(Dataset listings of figures)
☆ ☆ ☆ ☆

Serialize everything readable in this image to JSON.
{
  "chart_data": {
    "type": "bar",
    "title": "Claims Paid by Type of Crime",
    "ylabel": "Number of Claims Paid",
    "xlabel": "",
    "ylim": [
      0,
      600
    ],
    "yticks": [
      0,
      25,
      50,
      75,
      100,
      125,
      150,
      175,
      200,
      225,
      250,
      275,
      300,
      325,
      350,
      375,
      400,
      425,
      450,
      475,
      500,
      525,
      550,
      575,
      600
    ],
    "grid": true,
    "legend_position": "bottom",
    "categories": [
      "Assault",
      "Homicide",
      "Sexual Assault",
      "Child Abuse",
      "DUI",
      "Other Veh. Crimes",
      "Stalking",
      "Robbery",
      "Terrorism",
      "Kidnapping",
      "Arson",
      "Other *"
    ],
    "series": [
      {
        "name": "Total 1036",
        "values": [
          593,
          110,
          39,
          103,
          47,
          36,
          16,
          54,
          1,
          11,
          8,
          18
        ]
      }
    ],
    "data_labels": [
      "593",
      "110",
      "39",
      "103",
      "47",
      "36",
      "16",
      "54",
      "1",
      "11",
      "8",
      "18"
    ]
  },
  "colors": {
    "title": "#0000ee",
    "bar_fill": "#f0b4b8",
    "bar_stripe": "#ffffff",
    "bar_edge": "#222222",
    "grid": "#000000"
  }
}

☆ ☆ ☆ ☆

- _Problem_: Write out all the entries exactly.

- _Expected answer_:
Serialize everything readable in this image to JSON.
{
  "chart_data": {
    "type": "bar",
    "title": "Claims Paid by Type of Crime",
    "ylabel": "Number of Claims Paid",
    "xlabel": "",
    "ylim": [
      0,
      600
    ],
    "yticks": [
      0,
      25,
      50,
      75,
      100,
      125,
      150,
      175,
      200,
      225,
      250,
      275,
      300,
      325,
      350,
      375,
      400,
      425,
      450,
      475,
      500,
      525,
      550,
      575,
      600
    ],
    "grid": true,
    "legend_position": "bottom",
    "categories": [
      "Assault",
      "Homicide",
      "Sexual Assault",
      "Child Abuse",
      "DUI",
      "Other Veh. Crimes",
      "Stalking",
      "Robbery",
      "Terrorism",
      "Kidnapping",
      "Arson",
      "Other *"
    ],
    "series": [
      {
        "name": "Total 1036",
        "values": [
          593,
          110,
          39,
          103,
          47,
          36,
          16,
          54,
          1,
          11,
          8,
          18
        ]
      }
    ],
    "data_labels": [
      "593",
      "110",
      "39",
      "103",
      "47",
      "36",
      "16",
      "54",
      "1",
      "11",
      "8",
      "18"
    ]
  },
  "colors": {
    "title": "#0000ee",
    "bar_fill": "#f0b4b8",
    "bar_stripe": "#ffffff",
    "bar_edge": "#222222",
    "grid": "#000000"
  }
}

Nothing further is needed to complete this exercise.